Stated task:
Could you repeat the records below with every "trash-icon" renamed to "delete-icon" and nothing else changed?

Provided data:
----------
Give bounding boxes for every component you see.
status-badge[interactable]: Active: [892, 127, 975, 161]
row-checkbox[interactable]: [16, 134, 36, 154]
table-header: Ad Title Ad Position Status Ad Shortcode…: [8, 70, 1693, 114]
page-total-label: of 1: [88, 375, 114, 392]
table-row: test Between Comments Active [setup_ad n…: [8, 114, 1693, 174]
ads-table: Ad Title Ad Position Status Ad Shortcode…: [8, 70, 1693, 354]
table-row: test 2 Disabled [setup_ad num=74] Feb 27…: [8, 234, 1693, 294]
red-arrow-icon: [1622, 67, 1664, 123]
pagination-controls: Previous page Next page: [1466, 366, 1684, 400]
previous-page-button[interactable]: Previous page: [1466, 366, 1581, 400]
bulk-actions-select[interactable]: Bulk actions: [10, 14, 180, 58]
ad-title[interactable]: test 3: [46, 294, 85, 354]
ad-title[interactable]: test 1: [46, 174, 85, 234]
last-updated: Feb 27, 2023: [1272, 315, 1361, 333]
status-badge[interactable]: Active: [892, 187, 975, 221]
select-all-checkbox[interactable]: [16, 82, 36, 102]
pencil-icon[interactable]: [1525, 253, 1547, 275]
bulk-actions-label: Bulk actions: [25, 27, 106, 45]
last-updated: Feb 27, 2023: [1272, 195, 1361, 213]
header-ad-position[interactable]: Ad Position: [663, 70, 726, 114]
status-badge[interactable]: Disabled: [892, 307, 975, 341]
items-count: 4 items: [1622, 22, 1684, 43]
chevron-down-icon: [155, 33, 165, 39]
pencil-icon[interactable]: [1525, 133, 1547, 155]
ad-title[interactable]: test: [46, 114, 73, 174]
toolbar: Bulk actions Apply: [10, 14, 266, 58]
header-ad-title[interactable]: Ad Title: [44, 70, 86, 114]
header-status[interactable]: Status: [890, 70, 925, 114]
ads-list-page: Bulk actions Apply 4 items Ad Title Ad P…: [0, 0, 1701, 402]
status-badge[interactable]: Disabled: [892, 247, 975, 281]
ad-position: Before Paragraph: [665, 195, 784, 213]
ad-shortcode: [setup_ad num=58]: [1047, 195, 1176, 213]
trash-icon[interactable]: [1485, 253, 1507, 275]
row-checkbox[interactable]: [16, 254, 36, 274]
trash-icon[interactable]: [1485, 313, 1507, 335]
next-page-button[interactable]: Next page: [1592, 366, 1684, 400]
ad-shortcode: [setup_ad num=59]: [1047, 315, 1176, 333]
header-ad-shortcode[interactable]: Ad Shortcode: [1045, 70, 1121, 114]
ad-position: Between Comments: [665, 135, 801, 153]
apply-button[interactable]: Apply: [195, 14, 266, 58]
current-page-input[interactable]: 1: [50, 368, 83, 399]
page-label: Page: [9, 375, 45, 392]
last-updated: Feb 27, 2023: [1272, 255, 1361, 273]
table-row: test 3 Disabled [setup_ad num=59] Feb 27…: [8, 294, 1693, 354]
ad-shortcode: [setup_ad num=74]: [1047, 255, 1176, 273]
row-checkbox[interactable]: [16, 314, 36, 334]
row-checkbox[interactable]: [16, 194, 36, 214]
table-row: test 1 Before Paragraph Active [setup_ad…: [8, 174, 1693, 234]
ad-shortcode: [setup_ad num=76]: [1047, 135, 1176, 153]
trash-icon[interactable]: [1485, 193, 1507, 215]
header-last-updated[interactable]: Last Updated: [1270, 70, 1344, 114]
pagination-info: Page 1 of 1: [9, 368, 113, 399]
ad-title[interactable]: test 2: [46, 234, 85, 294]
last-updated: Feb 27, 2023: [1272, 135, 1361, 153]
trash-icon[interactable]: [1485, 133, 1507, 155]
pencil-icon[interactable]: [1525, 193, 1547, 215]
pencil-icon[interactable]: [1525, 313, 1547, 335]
----------
Completed exercise:
Give bounding boxes for every component you see.
status-badge[interactable]: Active: [892, 127, 975, 161]
row-checkbox[interactable]: [16, 134, 36, 154]
table-header: Ad Title Ad Position Status Ad Shortcode…: [8, 70, 1693, 114]
page-total-label: of 1: [88, 375, 114, 392]
table-row: test Between Comments Active [setup_ad n…: [8, 114, 1693, 174]
ads-table: Ad Title Ad Position Status Ad Shortcode…: [8, 70, 1693, 354]
table-row: test 2 Disabled [setup_ad num=74] Feb 27…: [8, 234, 1693, 294]
red-arrow-icon: [1622, 67, 1664, 123]
pagination-controls: Previous page Next page: [1466, 366, 1684, 400]
previous-page-button[interactable]: Previous page: [1466, 366, 1581, 400]
bulk-actions-select[interactable]: Bulk actions: [10, 14, 180, 58]
ad-title[interactable]: test 3: [46, 294, 85, 354]
ad-title[interactable]: test 1: [46, 174, 85, 234]
last-updated: Feb 27, 2023: [1272, 315, 1361, 333]
status-badge[interactable]: Active: [892, 187, 975, 221]
select-all-checkbox[interactable]: [16, 82, 36, 102]
pencil-icon[interactable]: [1525, 253, 1547, 275]
bulk-actions-label: Bulk actions: [25, 27, 106, 45]
last-updated: Feb 27, 2023: [1272, 195, 1361, 213]
header-ad-position[interactable]: Ad Position: [663, 70, 726, 114]
status-badge[interactable]: Disabled: [892, 307, 975, 341]
items-count: 4 items: [1622, 22, 1684, 43]
chevron-down-icon: [155, 33, 165, 39]
pencil-icon[interactable]: [1525, 133, 1547, 155]
ad-title[interactable]: test: [46, 114, 73, 174]
toolbar: Bulk actions Apply: [10, 14, 266, 58]
header-ad-title[interactable]: Ad Title: [44, 70, 86, 114]
header-status[interactable]: Status: [890, 70, 925, 114]
ads-list-page: Bulk actions Apply 4 items Ad Title Ad P…: [0, 0, 1701, 402]
status-badge[interactable]: Disabled: [892, 247, 975, 281]
ad-position: Before Paragraph: [665, 195, 784, 213]
ad-shortcode: [setup_ad num=58]: [1047, 195, 1176, 213]
delete-icon[interactable]: [1485, 253, 1507, 275]
row-checkbox[interactable]: [16, 254, 36, 274]
delete-icon[interactable]: [1485, 313, 1507, 335]
next-page-button[interactable]: Next page: [1592, 366, 1684, 400]
ad-shortcode: [setup_ad num=59]: [1047, 315, 1176, 333]
header-ad-shortcode[interactable]: Ad Shortcode: [1045, 70, 1121, 114]
ad-position: Between Comments: [665, 135, 801, 153]
apply-button[interactable]: Apply: [195, 14, 266, 58]
current-page-input[interactable]: 1: [50, 368, 83, 399]
page-label: Page: [9, 375, 45, 392]
last-updated: Feb 27, 2023: [1272, 255, 1361, 273]
table-row: test 3 Disabled [setup_ad num=59] Feb 27…: [8, 294, 1693, 354]
ad-shortcode: [setup_ad num=74]: [1047, 255, 1176, 273]
row-checkbox[interactable]: [16, 314, 36, 334]
row-checkbox[interactable]: [16, 194, 36, 214]
table-row: test 1 Before Paragraph Active [setup_ad…: [8, 174, 1693, 234]
ad-shortcode: [setup_ad num=76]: [1047, 135, 1176, 153]
delete-icon[interactable]: [1485, 193, 1507, 215]
header-last-updated[interactable]: Last Updated: [1270, 70, 1344, 114]
pagination-info: Page 1 of 1: [9, 368, 113, 399]
ad-title[interactable]: test 2: [46, 234, 85, 294]
last-updated: Feb 27, 2023: [1272, 135, 1361, 153]
delete-icon[interactable]: [1485, 133, 1507, 155]
pencil-icon[interactable]: [1525, 193, 1547, 215]
pencil-icon[interactable]: [1525, 313, 1547, 335]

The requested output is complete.